**Exercise directions**:
Omit the images. Copy each entry word for word.

**Dataset extract**:

———

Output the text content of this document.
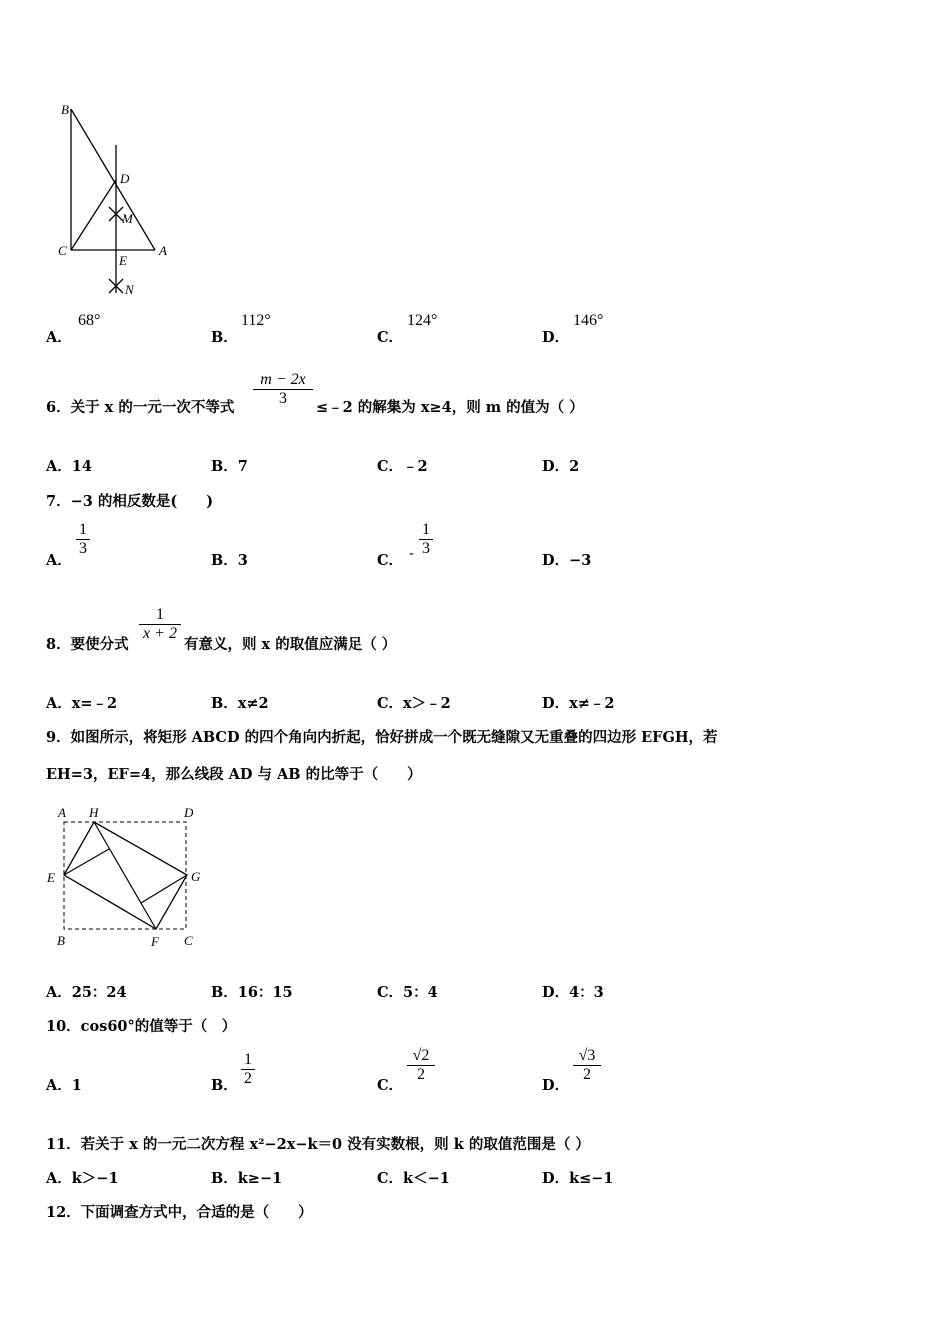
B
D
M
C	A
E
N
A．
68°
B．
112°
C．
124°
D．
146°
6．关于 x 的一元一次不等式
m − 2x
3
≤﹣2 的解集为 x≥4，则 m 的值为（ ）
A．14	B．7	C．﹣2	D．2
7．−3 的相反数是(　　)
A．
1
3
B．3	C． -
1
3
D．−3
8．要使分式
1
x + 2
有意义，则 x 的取值应满足（ ）
A．x=﹣2	B．x≠2	C．x＞﹣2	D．x≠﹣2
9．如图所示，将矩形 ABCD 的四个角向内折起，恰好拼成一个既无缝隙又无重叠的四边形 EFGH，若
EH=3，EF=4，那么线段 AD 与 AB 的比等于（　　）
A H	D
E	G
B	F C
A．25：24	B．16：15	C．5：4	D．4：3
10．cos60°的值等于（　）
A．1	B．
1
2	C．
√2
2
D．
√3
2
11．若关于 x 的一元二次方程 x²−2x−k＝0 没有实数根，则 k 的取值范围是（ ）
A．k＞−1	B．k≥−1	C．k＜−1	D．k≤−1
12．下面调查方式中，合适的是（　　）
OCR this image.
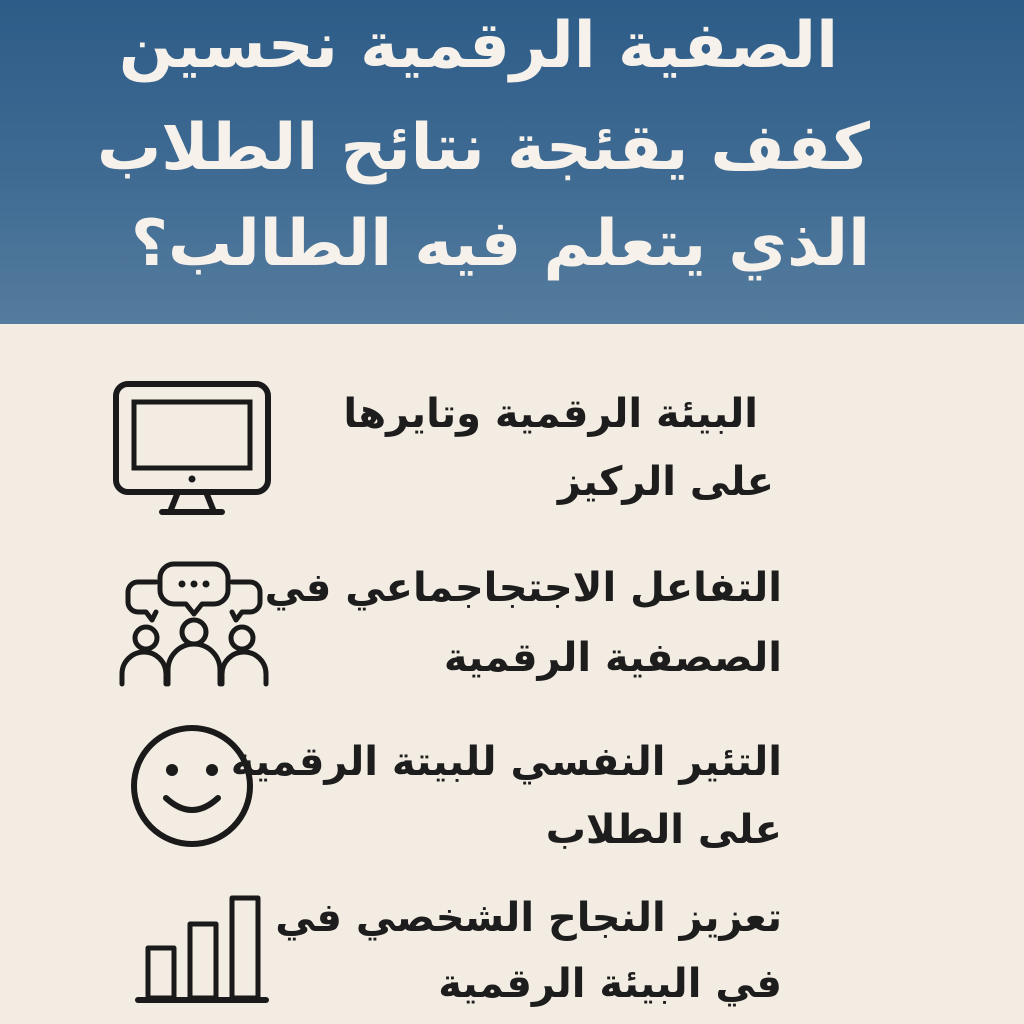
الصفية الرقمية نحسين
كفف يقئجة نتائح الطلاب
الذي يتعلم فيه الطالب؟
البيئة الرقمية وتايرها
على الركيز
التفاعل الاجتجاجماعي في
الصصفية الرقمية
التئير النفسي للبيتة الرقمية
على الطلاب
تعزيز النجاح الشخصي في
في البيئة الرقمية
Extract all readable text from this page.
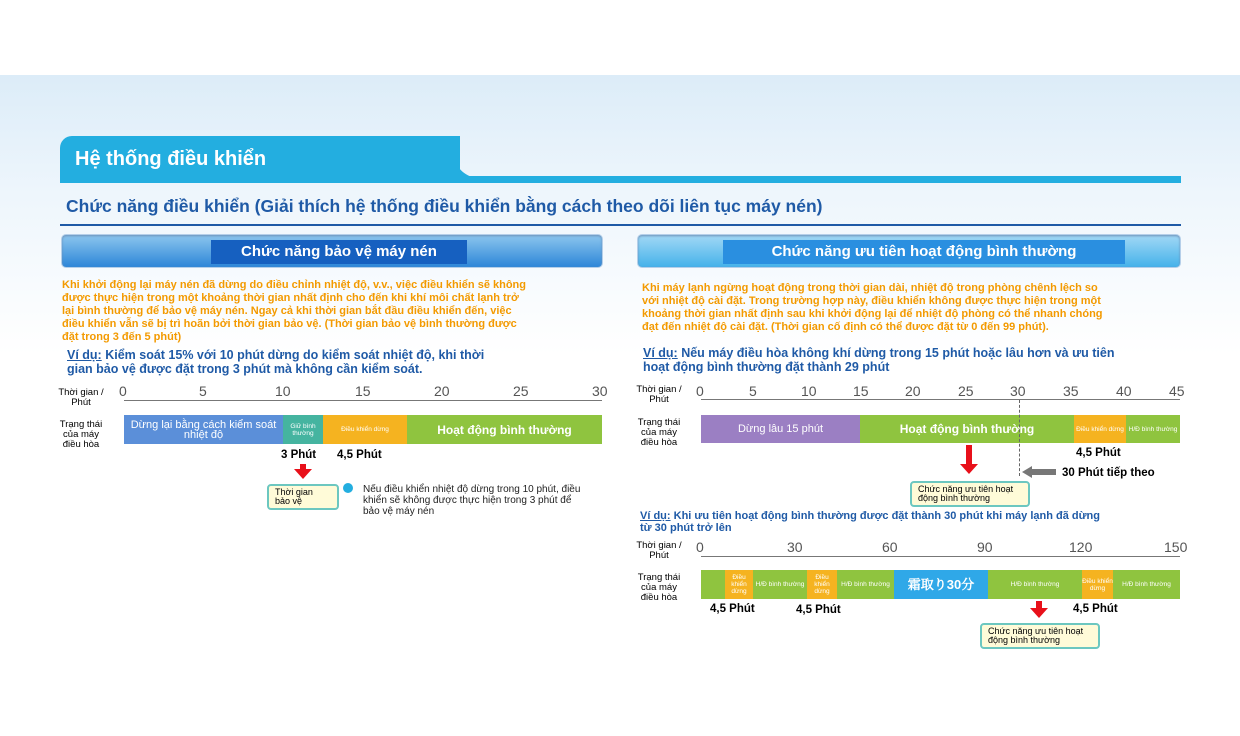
Hệ thống điều khiển
Chức năng điều khiển (Giải thích hệ thống điều khiển bằng cách theo dõi liên tục máy nén)
Chức năng bảo vệ máy nén
Khi khởi động lại máy nén đã dừng do điều chỉnh nhiệt độ, v.v., việc điều khiển sẽ không
được thực hiện trong một khoảng thời gian nhất định cho đến khi khí môi chất lạnh trở
lại bình thường để bảo vệ máy nén. Ngay cả khi thời gian bắt đầu điều khiển đến, việc
điều khiển vẫn sẽ bị trì hoãn bởi thời gian bảo vệ. (Thời gian bảo vệ bình thường được
đặt trong 3 đến 5 phút)
Ví dụ: Kiểm soát 15% với 10 phút dừng do kiểm soát nhiệt độ, khi thời
gian bảo vệ được đặt trong 3 phút mà không cần kiểm soát.
Thời gian /
Phút
Trạng thái
của máy
điều hòa
0	5	10	15	20	25	30
Dừng lại bằng cách kiểm soát nhiệt độ
Giữ bình thường	Điều khiển dừng	Hoạt động bình thường
3 Phút 4,5 Phút
Thời gian
bảo vệ
Nếu điều khiển nhiệt độ dừng trong 10 phút, điều
khiển sẽ không được thực hiện trong 3 phút để
bảo vệ máy nén
Chức năng ưu tiên hoạt động bình thường
Khi máy lạnh ngừng hoạt động trong thời gian dài, nhiệt độ trong phòng chênh lệch so
với nhiệt độ cài đặt. Trong trường hợp này, điều khiển không được thực hiện trong một
khoảng thời gian nhất định sau khi khởi động lại để nhiệt độ phòng có thể nhanh chóng
đạt đến nhiệt độ cài đặt. (Thời gian cố định có thể được đặt từ 0 đến 99 phút).
Ví dụ: Nếu máy điều hòa không khí dừng trong 15 phút hoặc lâu hơn và ưu tiên
hoạt động bình thường đặt thành 29 phút
Thời gian /
Phút
Trạng thái
của máy
điều hòa
0	5	10	15	20	25	30	35	40	45
Dừng lâu 15 phút	Hoạt động bình thường	Điều khiển dừng H/Đ bình thường
4,5 Phút
30 Phút tiếp theo
Chức năng ưu tiên hoạt
động bình thường
Ví dụ: Khi ưu tiên hoạt động bình thường được đặt thành 30 phút khi máy lạnh đã dừng
từ 30 phút trở lên
Thời gian /
Phút
Trạng thái
của máy
điều hòa
0	30	60	90	120	150
Điều khiển dừng
H/Đ bình thường
Điều khiển dừng
H/Đ bình thường	霜取り30分	H/Đ bình thường	Điều khiển dừng	H/Đ bình thường
4,5 Phút	4,5 Phút	4,5 Phút
Chức năng ưu tiên hoạt
động bình thường
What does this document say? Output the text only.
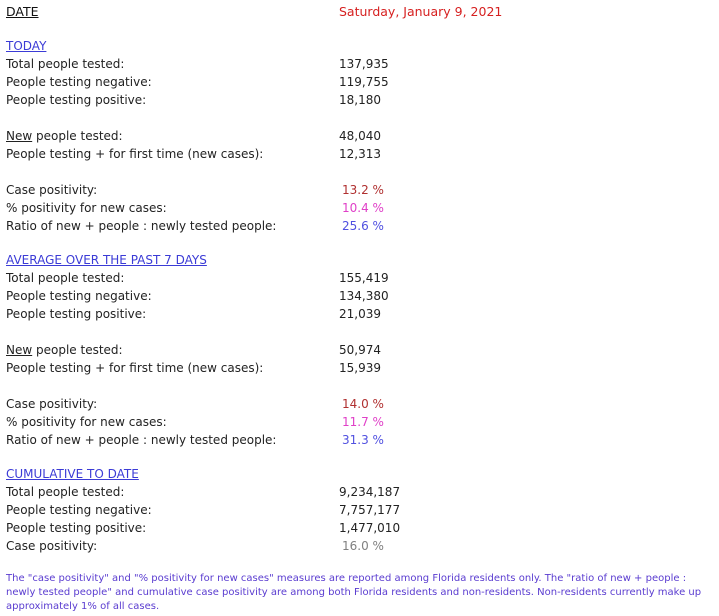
DATE	Saturday, January 9, 2021
TODAY
Total people tested:	137,935
People testing negative:	119,755
People testing positive:	18,180
New people tested:	48,040
People testing + for first time (new cases):	12,313
Case positivity:	13.2 %
% positivity for new cases:	10.4 %
Ratio of new + people : newly tested people:	25.6 %
AVERAGE OVER THE PAST 7 DAYS
Total people tested:	155,419
People testing negative:	134,380
People testing positive:	21,039
New people tested:	50,974
People testing + for first time (new cases):	15,939
Case positivity:	14.0 %
% positivity for new cases:	11.7 %
Ratio of new + people : newly tested people:	31.3 %
CUMULATIVE TO DATE
Total people tested:	9,234,187
People testing negative:	7,757,177
People testing positive:	1,477,010
Case positivity:	16.0 %
The "case positivity" and "% positivity for new cases" measures are reported among Florida residents only. The "ratio of new + people : newly tested people" and cumulative case positivity are among both Florida residents and non-residents. Non-residents currently make up approximately 1% of all cases.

———

**Reply to the task**:
Output the text content of this document.
B
D
M
C	A
E
N
A．
68°
B．
112°
C．
124°
D．
146°
6．关于 x 的一元一次不等式
m − 2x
3
≤﹣2 的解集为 x≥4，则 m 的值为（ ）
A．14	B．7	C．﹣2	D．2
7．−3 的相反数是(　　)
A．
1
3
B．3	C． -
1
3
D．−3
8．要使分式
1
x + 2
有意义，则 x 的取值应满足（ ）
A．x=﹣2	B．x≠2	C．x＞﹣2	D．x≠﹣2
9．如图所示，将矩形 ABCD 的四个角向内折起，恰好拼成一个既无缝隙又无重叠的四边形 EFGH，若
EH=3，EF=4，那么线段 AD 与 AB 的比等于（　　）
A H	D
E	G
B	F C
A．25：24	B．16：15	C．5：4	D．4：3
10．cos60°的值等于（　）
A．1	B．
1
2	C．
√2
2
D．
√3
2
11．若关于 x 的一元二次方程 x²−2x−k＝0 没有实数根，则 k 的取值范围是（ ）
A．k＞−1	B．k≥−1	C．k＜−1	D．k≤−1
12．下面调查方式中，合适的是（　　）
OCR this image.
الصفية الرقمية نحسين
كفف يقئجة نتائح الطلاب
الذي يتعلم فيه الطالب؟
البيئة الرقمية وتايرها
على الركيز
التفاعل الاجتجاجماعي في
الصصفية الرقمية
التئير النفسي للبيتة الرقمية
على الطلاب
تعزيز النجاح الشخصي في
في البيئة الرقمية
Extract all readable text from this page.
Hệ thống điều khiển
Chức năng điều khiển (Giải thích hệ thống điều khiển bằng cách theo dõi liên tục máy nén)
Chức năng bảo vệ máy nén
Khi khởi động lại máy nén đã dừng do điều chỉnh nhiệt độ, v.v., việc điều khiển sẽ không
được thực hiện trong một khoảng thời gian nhất định cho đến khi khí môi chất lạnh trở
lại bình thường để bảo vệ máy nén. Ngay cả khi thời gian bắt đầu điều khiển đến, việc
điều khiển vẫn sẽ bị trì hoãn bởi thời gian bảo vệ. (Thời gian bảo vệ bình thường được
đặt trong 3 đến 5 phút)
Ví dụ: Kiểm soát 15% với 10 phút dừng do kiểm soát nhiệt độ, khi thời
gian bảo vệ được đặt trong 3 phút mà không cần kiểm soát.
Thời gian /
Phút
Trạng thái
của máy
điều hòa
0	5	10	15	20	25	30
Dừng lại bằng cách kiểm soát nhiệt độ
Giữ bình thường	Điều khiển dừng	Hoạt động bình thường
3 Phút 4,5 Phút
Thời gian
bảo vệ
Nếu điều khiển nhiệt độ dừng trong 10 phút, điều
khiển sẽ không được thực hiện trong 3 phút để
bảo vệ máy nén
Chức năng ưu tiên hoạt động bình thường
Khi máy lạnh ngừng hoạt động trong thời gian dài, nhiệt độ trong phòng chênh lệch so
với nhiệt độ cài đặt. Trong trường hợp này, điều khiển không được thực hiện trong một
khoảng thời gian nhất định sau khi khởi động lại để nhiệt độ phòng có thể nhanh chóng
đạt đến nhiệt độ cài đặt. (Thời gian cố định có thể được đặt từ 0 đến 99 phút).
Ví dụ: Nếu máy điều hòa không khí dừng trong 15 phút hoặc lâu hơn và ưu tiên
hoạt động bình thường đặt thành 29 phút
Thời gian /
Phút
Trạng thái
của máy
điều hòa
0	5	10	15	20	25	30	35	40	45
Dừng lâu 15 phút	Hoạt động bình thường	Điều khiển dừng H/Đ bình thường
4,5 Phút
30 Phút tiếp theo
Chức năng ưu tiên hoạt
động bình thường
Ví dụ: Khi ưu tiên hoạt động bình thường được đặt thành 30 phút khi máy lạnh đã dừng
từ 30 phút trở lên
Thời gian /
Phút
Trạng thái
của máy
điều hòa
0	30	60	90	120	150
Điều khiển dừng
H/Đ bình thường
Điều khiển dừng
H/Đ bình thường	霜取り30分	H/Đ bình thường	Điều khiển dừng	H/Đ bình thường
4,5 Phút	4,5 Phút	4,5 Phút
Chức năng ưu tiên hoạt
động bình thường
What does this document say? Output the text only.
DATE	Saturday, January 9, 2021
TODAY
Total people tested:	137,935
People testing negative:	119,755
People testing positive:	18,180
New people tested:	48,040
People testing + for first time (new cases):	12,313
Case positivity:	13.2 %
% positivity for new cases:	10.4 %
Ratio of new + people : newly tested people:	25.6 %
AVERAGE OVER THE PAST 7 DAYS
Total people tested:	155,419
People testing negative:	134,380
People testing positive:	21,039
New people tested:	50,974
People testing + for first time (new cases):	15,939
Case positivity:	14.0 %
% positivity for new cases:	11.7 %
Ratio of new + people : newly tested people:	31.3 %
CUMULATIVE TO DATE
Total people tested:	9,234,187
People testing negative:	7,757,177
People testing positive:	1,477,010
Case positivity:	16.0 %
The "case positivity" and "% positivity for new cases" measures are reported among Florida residents only. The "ratio of new + people : newly tested people" and cumulative case positivity are among both Florida residents and non-residents. Non-residents currently make up approximately 1% of all cases.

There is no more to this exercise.